▶ _Supplied records_:
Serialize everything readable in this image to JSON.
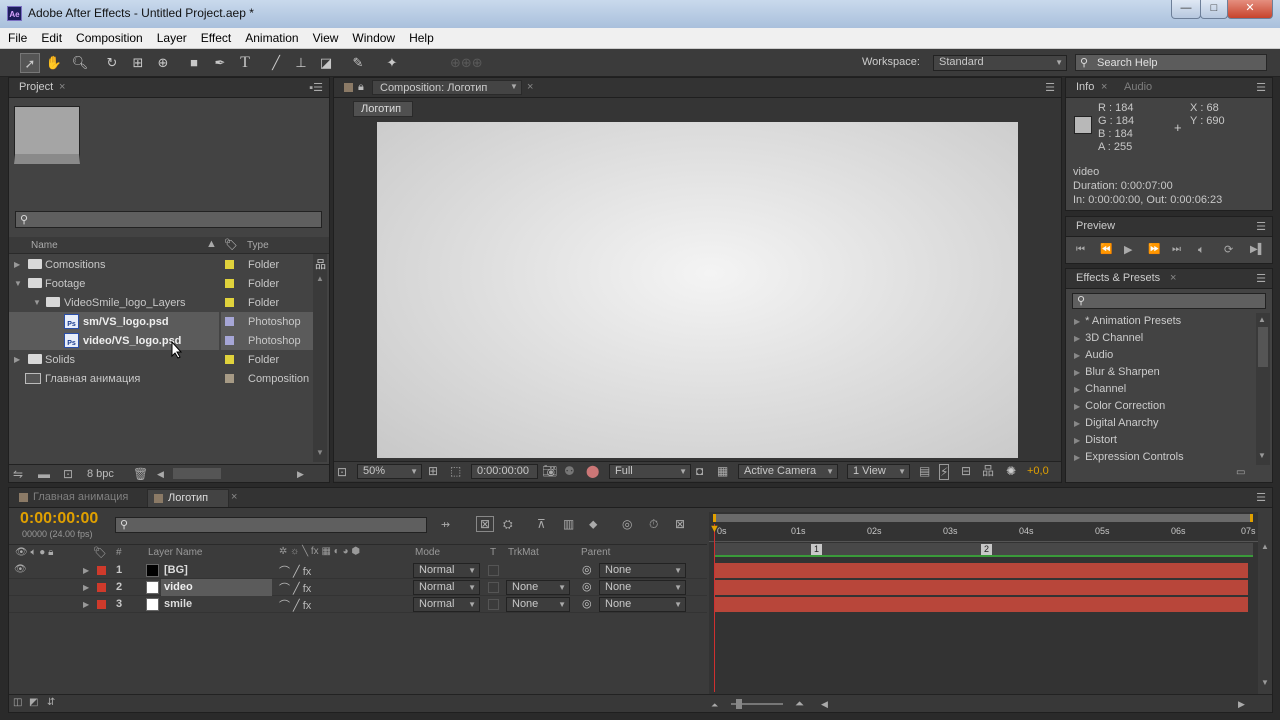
{
  "window": {
    "app_icon": "Ae",
    "title": "Adobe After Effects - Untitled Project.aep *",
    "min": "—",
    "max": "□",
    "close": "✕"
  },
  "menu": [
    "File",
    "Edit",
    "Composition",
    "Layer",
    "Effect",
    "Animation",
    "View",
    "Window",
    "Help"
  ],
  "toolbar": {
    "workspace_label": "Workspace:",
    "workspace_value": "Standard",
    "search_help": "Search Help"
  },
  "project": {
    "tab": "Project",
    "col_name": "Name",
    "col_type": "Type",
    "items": [
      {
        "name": "Comositions",
        "type": "Folder",
        "swatch": "#e0d23c"
      },
      {
        "name": "Footage",
        "type": "Folder",
        "swatch": "#e0d23c"
      },
      {
        "name": "VideoSmile_logo_Layers",
        "type": "Folder",
        "swatch": "#e0d23c"
      },
      {
        "name": "sm/VS_logo.psd",
        "type": "Photoshop",
        "swatch": "#a6a6d6"
      },
      {
        "name": "video/VS_logo.psd",
        "type": "Photoshop",
        "swatch": "#a6a6d6"
      },
      {
        "name": "Solids",
        "type": "Folder",
        "swatch": "#e0d23c"
      },
      {
        "name": "Главная анимация",
        "type": "Composition",
        "swatch": "#a69a85"
      }
    ],
    "bpc": "8 bpc"
  },
  "composition": {
    "tab": "Composition: Логотип",
    "sub_tab": "Логотип",
    "zoom": "50%",
    "timecode": "0:00:00:00",
    "resolution": "Full",
    "camera": "Active Camera",
    "view": "1 View",
    "exposure": "+0,0"
  },
  "info": {
    "tab": "Info",
    "tab2": "Audio",
    "r": "R : 184",
    "g": "G : 184",
    "b": "B : 184",
    "a": "A : 255",
    "x": "X : 68",
    "y": "Y : 690",
    "name": "video",
    "duration": "Duration: 0:00:07:00",
    "inout": "In: 0:00:00:00, Out: 0:00:06:23"
  },
  "preview": {
    "tab": "Preview"
  },
  "effects": {
    "tab": "Effects & Presets",
    "items": [
      "* Animation Presets",
      "3D Channel",
      "Audio",
      "Blur & Sharpen",
      "Channel",
      "Color Correction",
      "Digital Anarchy",
      "Distort",
      "Expression Controls"
    ]
  },
  "timeline": {
    "tab1": "Главная анимация",
    "tab2": "Логотип",
    "timecode": "0:00:00:00",
    "fps": "00000 (24.00 fps)",
    "cols": {
      "num": "#",
      "layer_name": "Layer Name",
      "mode": "Mode",
      "t": "T",
      "trkmat": "TrkMat",
      "parent": "Parent"
    },
    "layers": [
      {
        "num": "1",
        "name": "[BG]",
        "mode": "Normal",
        "trkmat": "",
        "parent": "None",
        "swatch": "#000000"
      },
      {
        "num": "2",
        "name": "video",
        "mode": "Normal",
        "trkmat": "None",
        "parent": "None",
        "swatch": "#ffffff"
      },
      {
        "num": "3",
        "name": "smile",
        "mode": "Normal",
        "trkmat": "None",
        "parent": "None",
        "swatch": "#ffffff"
      }
    ],
    "ruler": [
      "0s",
      "01s",
      "02s",
      "03s",
      "04s",
      "05s",
      "06s",
      "07s"
    ],
    "markers": [
      "1",
      "2"
    ]
  }
}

▶ _The problem_: Gather each line from the entries above that includes the word "Логотип".

▶ _Solution_:
    "tab": "Composition: Логотип",
    "sub_tab": "Логотип",
    "tab2": "Логотип",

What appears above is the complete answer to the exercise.